[THE EXERCISE] Copy out all lines in the data below containing the string "this".

[SUPPLIED DATA]

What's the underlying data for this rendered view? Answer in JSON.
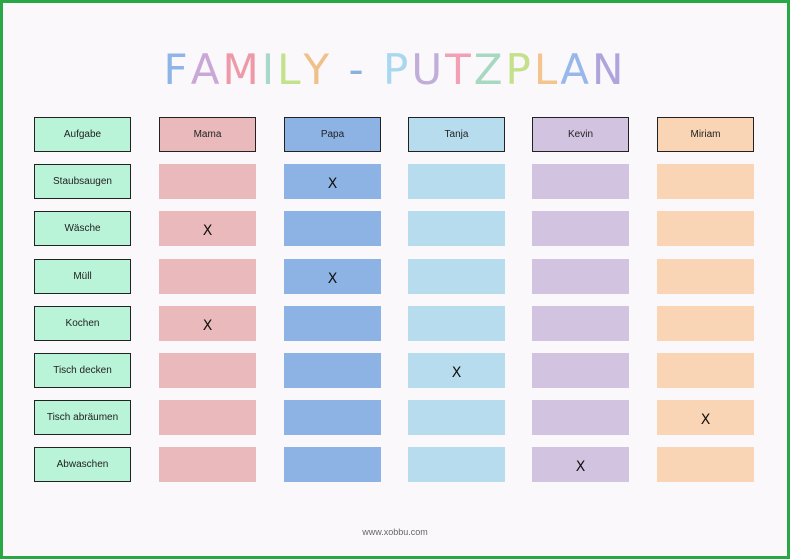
{
  "title": {
    "text": "FAMILY - PUTZPLAN",
    "letter_colors": [
      "#8fb4e8",
      "#c9a8d8",
      "#ee99a8",
      "#a8d8c8",
      "#c3e28c",
      "#f0c08a",
      "#ffffff",
      "#8ab0e0",
      "#ffffff",
      "#a8d8f0",
      "#c0aed8",
      "#f2a0b4",
      "#a6d8c2",
      "#c4e08a",
      "#f3c48e",
      "#98b8ec",
      "#b0a4dc"
    ]
  },
  "header": {
    "task_label": "Aufgabe",
    "people": [
      {
        "name": "Mama",
        "color": "#e9b9bb"
      },
      {
        "name": "Papa",
        "color": "#8db3e4"
      },
      {
        "name": "Tanja",
        "color": "#b7dced"
      },
      {
        "name": "Kevin",
        "color": "#d2c3e0"
      },
      {
        "name": "Miriam",
        "color": "#f9d5b6"
      }
    ]
  },
  "rows": [
    {
      "task": "Staubsaugen",
      "marks": [
        "",
        "X",
        "",
        "",
        ""
      ]
    },
    {
      "task": "Wäsche",
      "marks": [
        "X",
        "",
        "",
        "",
        ""
      ]
    },
    {
      "task": "Müll",
      "marks": [
        "",
        "X",
        "",
        "",
        ""
      ]
    },
    {
      "task": "Kochen",
      "marks": [
        "X",
        "",
        "",
        "",
        ""
      ]
    },
    {
      "task": "Tisch decken",
      "marks": [
        "",
        "",
        "X",
        "",
        ""
      ]
    },
    {
      "task": "Tisch abräumen",
      "marks": [
        "",
        "",
        "",
        "",
        "X"
      ]
    },
    {
      "task": "Abwaschen",
      "marks": [
        "",
        "",
        "",
        "X",
        ""
      ]
    }
  ],
  "footer": "www.xobbu.com"
}
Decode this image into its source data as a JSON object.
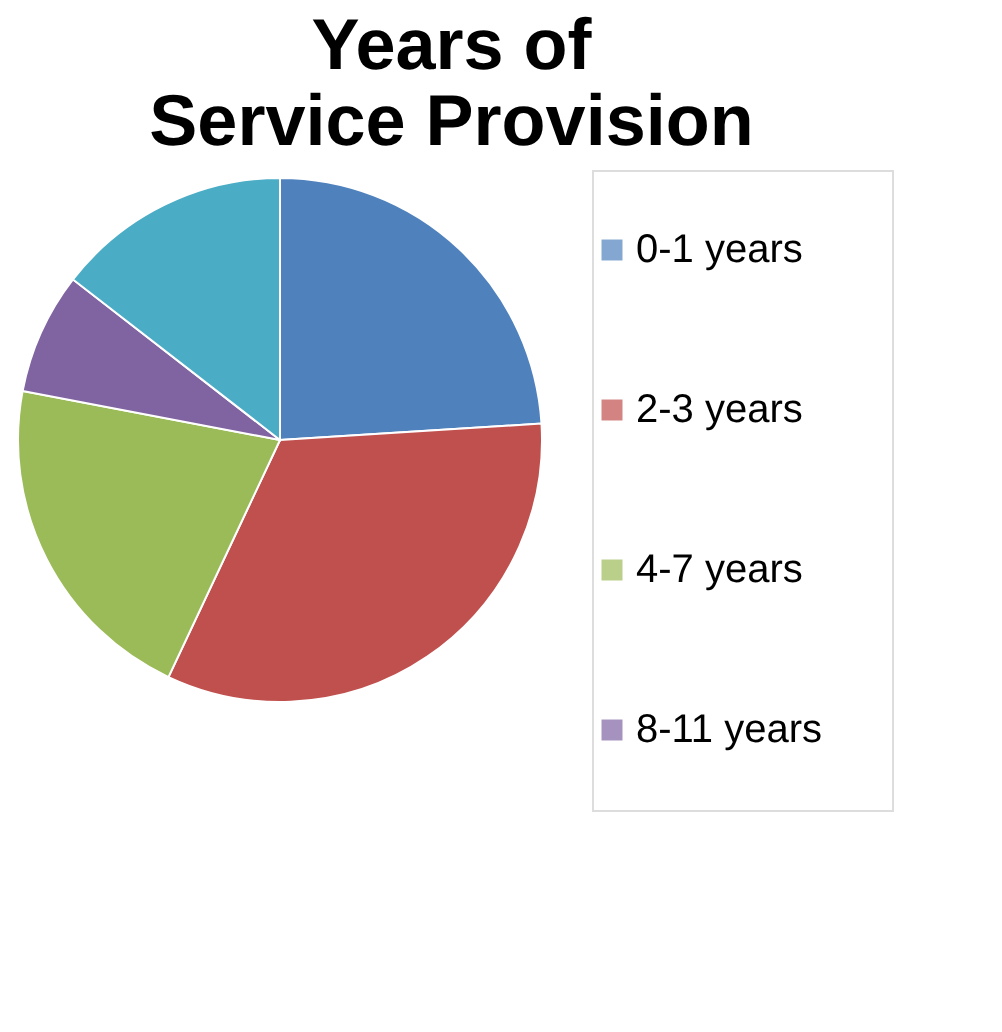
{
  "chart_data": {
    "type": "pie",
    "title": "Years of Service Provision",
    "categories": [
      "0-1 years",
      "2-3 years",
      "4-7 years",
      "8-11 years",
      null
    ],
    "values": [
      24,
      33,
      21,
      7.5,
      14.5
    ],
    "colors": [
      "#4f81bd",
      "#c0504d",
      "#9bbb59",
      "#8064a2",
      "#4bacc6"
    ],
    "legend": "right"
  }
}
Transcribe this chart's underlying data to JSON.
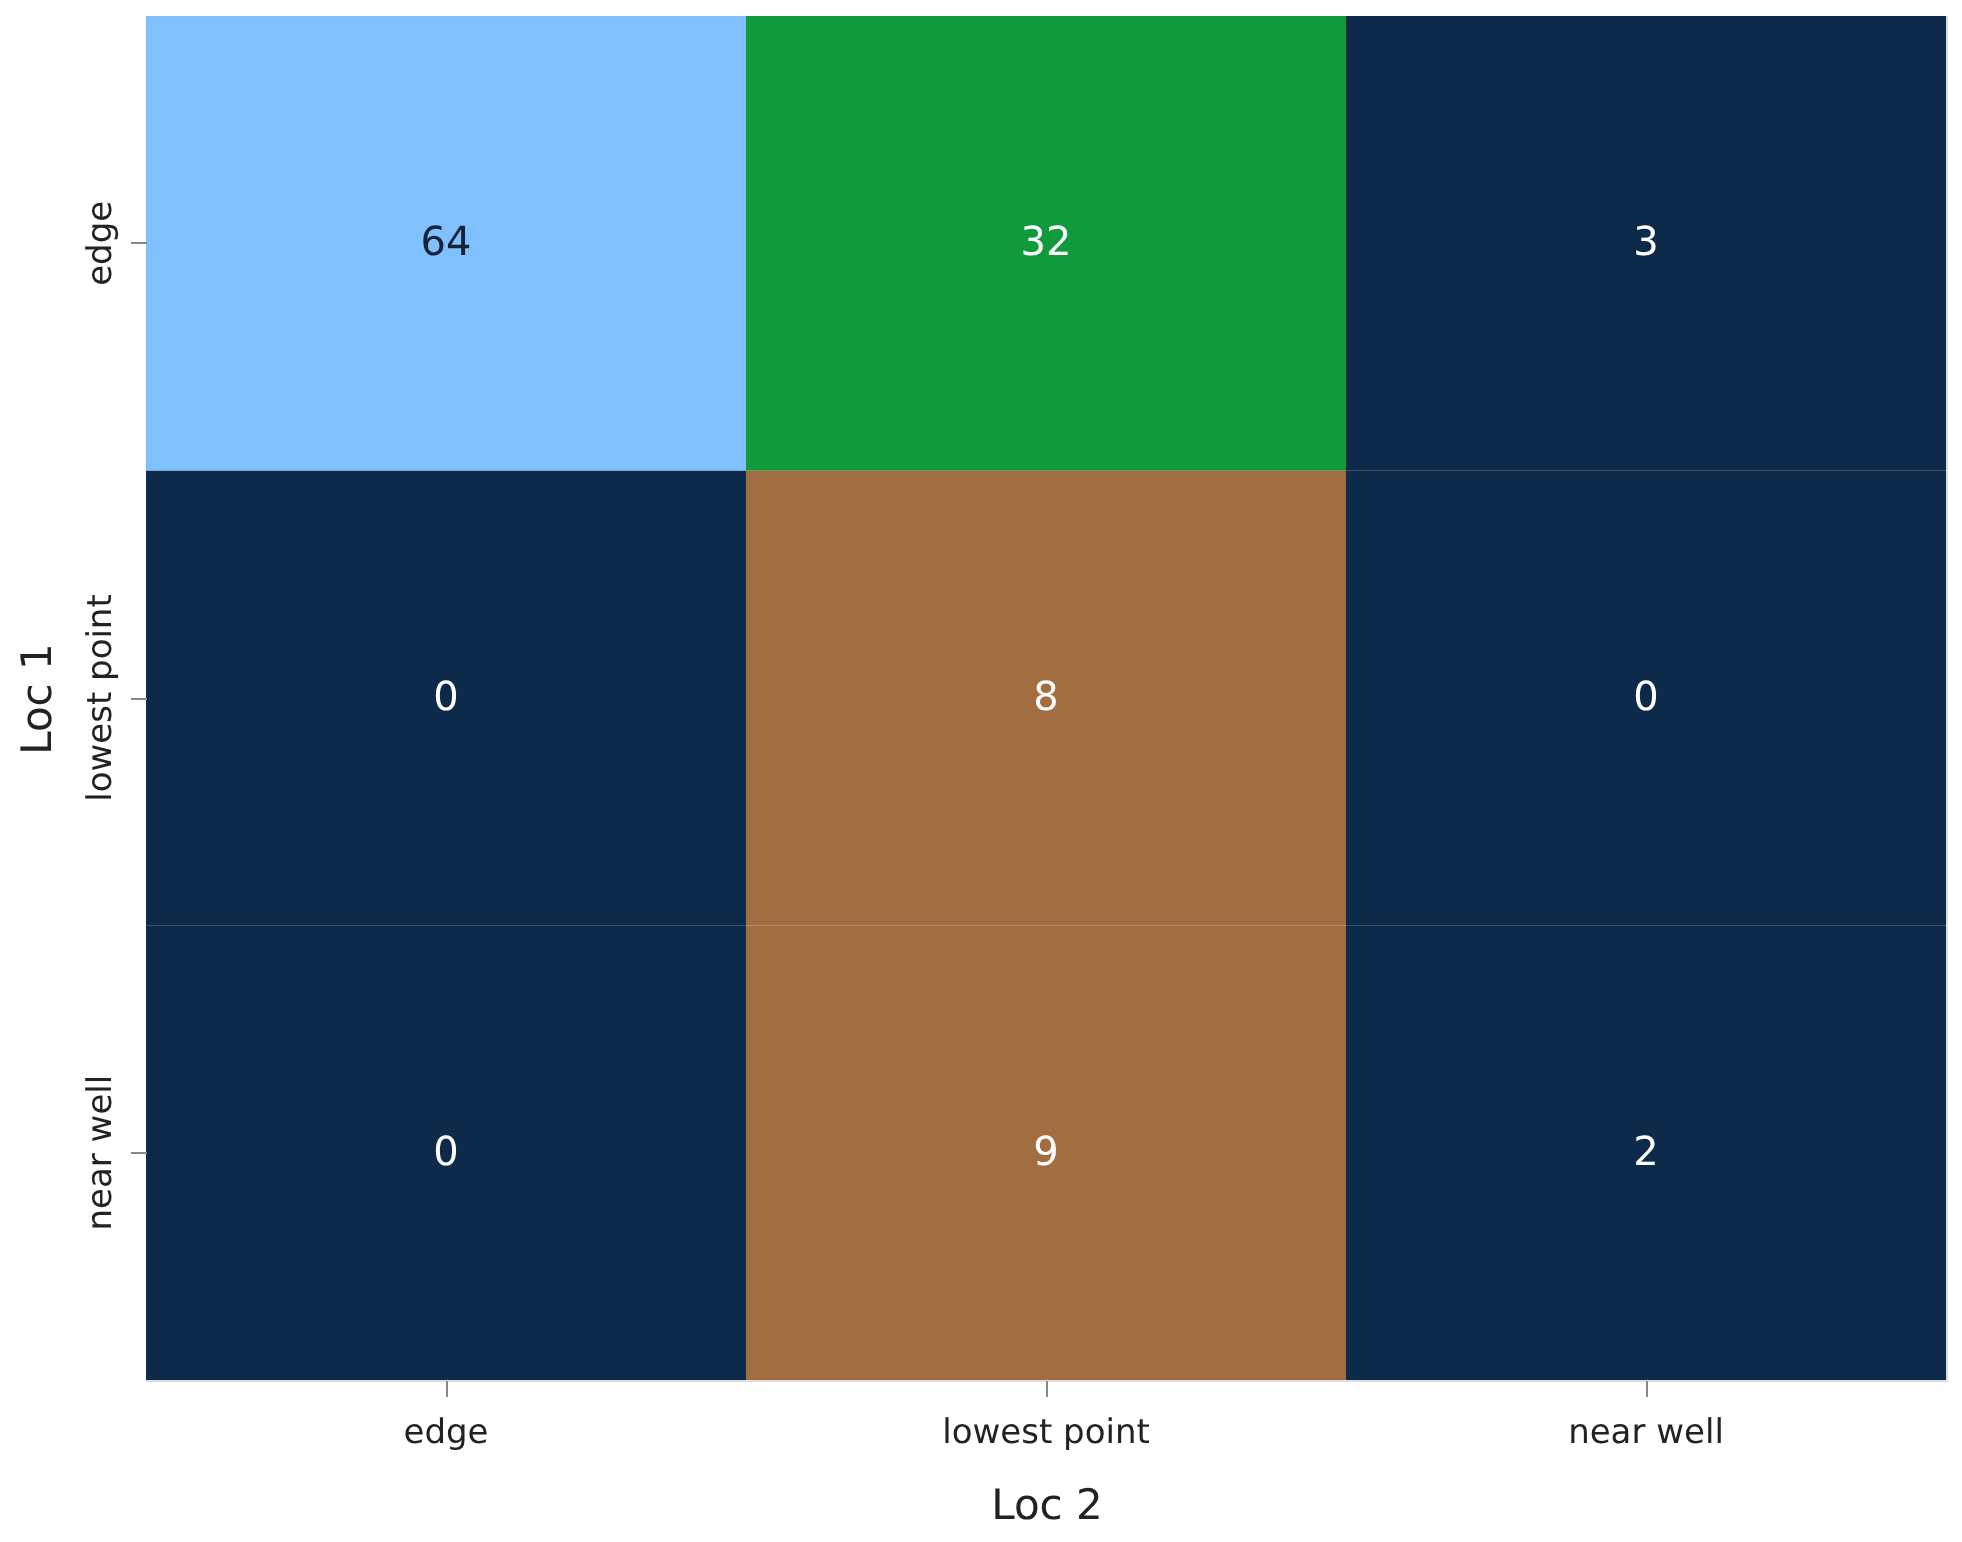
{
  "chart_data": {
    "type": "heatmap",
    "xlabel": "Loc 2",
    "ylabel": "Loc 1",
    "categories": [
      "edge",
      "lowest point",
      "near well"
    ],
    "y_categories": [
      "edge",
      "lowest point",
      "near well"
    ],
    "cells": [
      [
        64,
        32,
        3
      ],
      [
        0,
        8,
        0
      ],
      [
        0,
        9,
        2
      ]
    ],
    "colors": [
      "#80c0ff",
      "#119a3c",
      "#0e2a4a",
      "#0e2a4a",
      "#a36d42",
      "#0e2a4a",
      "#0e2a4a",
      "#a36d42",
      "#0e2a4a"
    ],
    "data_labels": true
  }
}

[RESULT OF THE EXERCISE]
What's the underlying data for this rendered view? Answer in JSON.
Decode this image into its source data as a JSON object.
Transcribe this chart's underlying data to JSON.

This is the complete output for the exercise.